Stored items

--

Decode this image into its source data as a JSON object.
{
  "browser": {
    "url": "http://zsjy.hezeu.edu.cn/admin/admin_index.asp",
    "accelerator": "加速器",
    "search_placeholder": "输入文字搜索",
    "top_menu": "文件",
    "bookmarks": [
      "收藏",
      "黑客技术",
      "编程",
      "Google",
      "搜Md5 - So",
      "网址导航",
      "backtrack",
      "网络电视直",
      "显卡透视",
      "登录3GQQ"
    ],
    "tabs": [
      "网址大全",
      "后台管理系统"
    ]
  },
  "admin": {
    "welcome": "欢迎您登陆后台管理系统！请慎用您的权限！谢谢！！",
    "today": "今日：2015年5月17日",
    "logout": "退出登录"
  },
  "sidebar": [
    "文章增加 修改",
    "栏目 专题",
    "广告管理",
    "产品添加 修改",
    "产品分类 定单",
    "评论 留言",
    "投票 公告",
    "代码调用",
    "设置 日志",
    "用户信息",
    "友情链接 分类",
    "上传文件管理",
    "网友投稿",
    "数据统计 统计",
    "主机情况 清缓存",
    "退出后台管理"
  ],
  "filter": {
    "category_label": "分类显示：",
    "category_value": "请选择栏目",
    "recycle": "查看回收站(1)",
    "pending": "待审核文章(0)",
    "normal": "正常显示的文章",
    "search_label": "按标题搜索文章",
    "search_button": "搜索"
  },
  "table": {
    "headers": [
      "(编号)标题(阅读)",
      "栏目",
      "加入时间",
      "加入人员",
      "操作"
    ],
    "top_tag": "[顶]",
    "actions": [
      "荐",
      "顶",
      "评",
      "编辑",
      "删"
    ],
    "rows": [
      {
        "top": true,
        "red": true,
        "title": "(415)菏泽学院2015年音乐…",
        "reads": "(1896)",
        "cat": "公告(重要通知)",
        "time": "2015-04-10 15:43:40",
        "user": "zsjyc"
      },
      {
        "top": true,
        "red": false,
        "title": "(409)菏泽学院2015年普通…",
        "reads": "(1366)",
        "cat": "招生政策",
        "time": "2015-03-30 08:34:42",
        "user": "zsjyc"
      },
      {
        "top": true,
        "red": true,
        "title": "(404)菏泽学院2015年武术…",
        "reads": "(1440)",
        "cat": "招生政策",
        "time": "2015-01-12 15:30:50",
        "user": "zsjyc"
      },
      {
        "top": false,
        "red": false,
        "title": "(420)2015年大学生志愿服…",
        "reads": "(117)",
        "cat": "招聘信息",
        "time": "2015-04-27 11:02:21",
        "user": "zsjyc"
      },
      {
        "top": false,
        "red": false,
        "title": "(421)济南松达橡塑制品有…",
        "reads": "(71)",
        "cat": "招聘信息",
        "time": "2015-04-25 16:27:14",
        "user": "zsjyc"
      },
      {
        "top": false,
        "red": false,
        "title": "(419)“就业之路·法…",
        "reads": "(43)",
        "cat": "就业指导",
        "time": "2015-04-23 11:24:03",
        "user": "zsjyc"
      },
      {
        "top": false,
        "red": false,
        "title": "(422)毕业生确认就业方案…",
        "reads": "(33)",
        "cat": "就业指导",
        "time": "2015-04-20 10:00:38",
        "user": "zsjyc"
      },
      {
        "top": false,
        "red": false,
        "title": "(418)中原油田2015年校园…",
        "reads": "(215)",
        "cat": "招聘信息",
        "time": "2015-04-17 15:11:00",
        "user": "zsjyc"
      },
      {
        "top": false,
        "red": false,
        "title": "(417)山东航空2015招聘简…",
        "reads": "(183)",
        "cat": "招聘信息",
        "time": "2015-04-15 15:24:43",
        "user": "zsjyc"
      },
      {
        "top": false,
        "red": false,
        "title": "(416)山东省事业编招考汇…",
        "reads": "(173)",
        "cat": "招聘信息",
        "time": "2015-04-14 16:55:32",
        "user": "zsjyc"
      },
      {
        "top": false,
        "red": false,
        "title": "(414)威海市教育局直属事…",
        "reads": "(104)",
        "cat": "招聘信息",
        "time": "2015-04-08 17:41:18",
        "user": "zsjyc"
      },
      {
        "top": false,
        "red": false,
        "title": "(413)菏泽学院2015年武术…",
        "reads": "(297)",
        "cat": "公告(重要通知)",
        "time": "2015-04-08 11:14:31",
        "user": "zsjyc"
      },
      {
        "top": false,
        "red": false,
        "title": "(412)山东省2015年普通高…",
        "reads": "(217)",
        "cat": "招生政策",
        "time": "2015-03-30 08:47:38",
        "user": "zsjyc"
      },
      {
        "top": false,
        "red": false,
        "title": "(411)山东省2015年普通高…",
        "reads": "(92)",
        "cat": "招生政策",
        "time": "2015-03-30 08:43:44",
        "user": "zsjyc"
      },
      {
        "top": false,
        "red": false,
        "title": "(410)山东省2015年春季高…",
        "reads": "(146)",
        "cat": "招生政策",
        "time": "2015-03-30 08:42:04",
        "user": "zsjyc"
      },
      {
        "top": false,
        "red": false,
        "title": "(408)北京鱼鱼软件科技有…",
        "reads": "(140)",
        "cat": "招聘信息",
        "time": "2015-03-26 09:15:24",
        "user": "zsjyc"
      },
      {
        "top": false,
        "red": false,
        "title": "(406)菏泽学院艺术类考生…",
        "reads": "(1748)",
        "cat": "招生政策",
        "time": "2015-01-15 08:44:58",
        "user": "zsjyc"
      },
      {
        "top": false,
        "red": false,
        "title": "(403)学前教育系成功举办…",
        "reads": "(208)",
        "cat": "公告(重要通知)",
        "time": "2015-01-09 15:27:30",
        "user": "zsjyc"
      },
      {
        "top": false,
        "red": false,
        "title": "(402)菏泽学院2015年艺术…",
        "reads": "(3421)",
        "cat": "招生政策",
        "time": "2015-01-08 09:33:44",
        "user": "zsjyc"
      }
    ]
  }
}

--

**Prompt**. Every entry needs to be retyped exactly.

**Correct output**.
Decode this image into its source data as a JSON object.
{
  "browser": {
    "url": "http://zsjy.hezeu.edu.cn/admin/admin_index.asp",
    "accelerator": "加速器",
    "search_placeholder": "输入文字搜索",
    "top_menu": "文件",
    "bookmarks": [
      "收藏",
      "黑客技术",
      "编程",
      "Google",
      "搜Md5 - So",
      "网址导航",
      "backtrack",
      "网络电视直",
      "显卡透视",
      "登录3GQQ"
    ],
    "tabs": [
      "网址大全",
      "后台管理系统"
    ]
  },
  "admin": {
    "welcome": "欢迎您登陆后台管理系统！请慎用您的权限！谢谢！！",
    "today": "今日：2015年5月17日",
    "logout": "退出登录"
  },
  "sidebar": [
    "文章增加 修改",
    "栏目 专题",
    "广告管理",
    "产品添加 修改",
    "产品分类 定单",
    "评论 留言",
    "投票 公告",
    "代码调用",
    "设置 日志",
    "用户信息",
    "友情链接 分类",
    "上传文件管理",
    "网友投稿",
    "数据统计 统计",
    "主机情况 清缓存",
    "退出后台管理"
  ],
  "filter": {
    "category_label": "分类显示：",
    "category_value": "请选择栏目",
    "recycle": "查看回收站(1)",
    "pending": "待审核文章(0)",
    "normal": "正常显示的文章",
    "search_label": "按标题搜索文章",
    "search_button": "搜索"
  },
  "table": {
    "headers": [
      "(编号)标题(阅读)",
      "栏目",
      "加入时间",
      "加入人员",
      "操作"
    ],
    "top_tag": "[顶]",
    "actions": [
      "荐",
      "顶",
      "评",
      "编辑",
      "删"
    ],
    "rows": [
      {
        "top": true,
        "red": true,
        "title": "(415)菏泽学院2015年音乐…",
        "reads": "(1896)",
        "cat": "公告(重要通知)",
        "time": "2015-04-10 15:43:40",
        "user": "zsjyc"
      },
      {
        "top": true,
        "red": false,
        "title": "(409)菏泽学院2015年普通…",
        "reads": "(1366)",
        "cat": "招生政策",
        "time": "2015-03-30 08:34:42",
        "user": "zsjyc"
      },
      {
        "top": true,
        "red": true,
        "title": "(404)菏泽学院2015年武术…",
        "reads": "(1440)",
        "cat": "招生政策",
        "time": "2015-01-12 15:30:50",
        "user": "zsjyc"
      },
      {
        "top": false,
        "red": false,
        "title": "(420)2015年大学生志愿服…",
        "reads": "(117)",
        "cat": "招聘信息",
        "time": "2015-04-27 11:02:21",
        "user": "zsjyc"
      },
      {
        "top": false,
        "red": false,
        "title": "(421)济南松达橡塑制品有…",
        "reads": "(71)",
        "cat": "招聘信息",
        "time": "2015-04-25 16:27:14",
        "user": "zsjyc"
      },
      {
        "top": false,
        "red": false,
        "title": "(419)“就业之路·法…",
        "reads": "(43)",
        "cat": "就业指导",
        "time": "2015-04-23 11:24:03",
        "user": "zsjyc"
      },
      {
        "top": false,
        "red": false,
        "title": "(422)毕业生确认就业方案…",
        "reads": "(33)",
        "cat": "就业指导",
        "time": "2015-04-20 10:00:38",
        "user": "zsjyc"
      },
      {
        "top": false,
        "red": false,
        "title": "(418)中原油田2015年校园…",
        "reads": "(215)",
        "cat": "招聘信息",
        "time": "2015-04-17 15:11:00",
        "user": "zsjyc"
      },
      {
        "top": false,
        "red": false,
        "title": "(417)山东航空2015招聘简…",
        "reads": "(183)",
        "cat": "招聘信息",
        "time": "2015-04-15 15:24:43",
        "user": "zsjyc"
      },
      {
        "top": false,
        "red": false,
        "title": "(416)山东省事业编招考汇…",
        "reads": "(173)",
        "cat": "招聘信息",
        "time": "2015-04-14 16:55:32",
        "user": "zsjyc"
      },
      {
        "top": false,
        "red": false,
        "title": "(414)威海市教育局直属事…",
        "reads": "(104)",
        "cat": "招聘信息",
        "time": "2015-04-08 17:41:18",
        "user": "zsjyc"
      },
      {
        "top": false,
        "red": false,
        "title": "(413)菏泽学院2015年武术…",
        "reads": "(297)",
        "cat": "公告(重要通知)",
        "time": "2015-04-08 11:14:31",
        "user": "zsjyc"
      },
      {
        "top": false,
        "red": false,
        "title": "(412)山东省2015年普通高…",
        "reads": "(217)",
        "cat": "招生政策",
        "time": "2015-03-30 08:47:38",
        "user": "zsjyc"
      },
      {
        "top": false,
        "red": false,
        "title": "(411)山东省2015年普通高…",
        "reads": "(92)",
        "cat": "招生政策",
        "time": "2015-03-30 08:43:44",
        "user": "zsjyc"
      },
      {
        "top": false,
        "red": false,
        "title": "(410)山东省2015年春季高…",
        "reads": "(146)",
        "cat": "招生政策",
        "time": "2015-03-30 08:42:04",
        "user": "zsjyc"
      },
      {
        "top": false,
        "red": false,
        "title": "(408)北京鱼鱼软件科技有…",
        "reads": "(140)",
        "cat": "招聘信息",
        "time": "2015-03-26 09:15:24",
        "user": "zsjyc"
      },
      {
        "top": false,
        "red": false,
        "title": "(406)菏泽学院艺术类考生…",
        "reads": "(1748)",
        "cat": "招生政策",
        "time": "2015-01-15 08:44:58",
        "user": "zsjyc"
      },
      {
        "top": false,
        "red": false,
        "title": "(403)学前教育系成功举办…",
        "reads": "(208)",
        "cat": "公告(重要通知)",
        "time": "2015-01-09 15:27:30",
        "user": "zsjyc"
      },
      {
        "top": false,
        "red": false,
        "title": "(402)菏泽学院2015年艺术…",
        "reads": "(3421)",
        "cat": "招生政策",
        "time": "2015-01-08 09:33:44",
        "user": "zsjyc"
      }
    ]
  }
}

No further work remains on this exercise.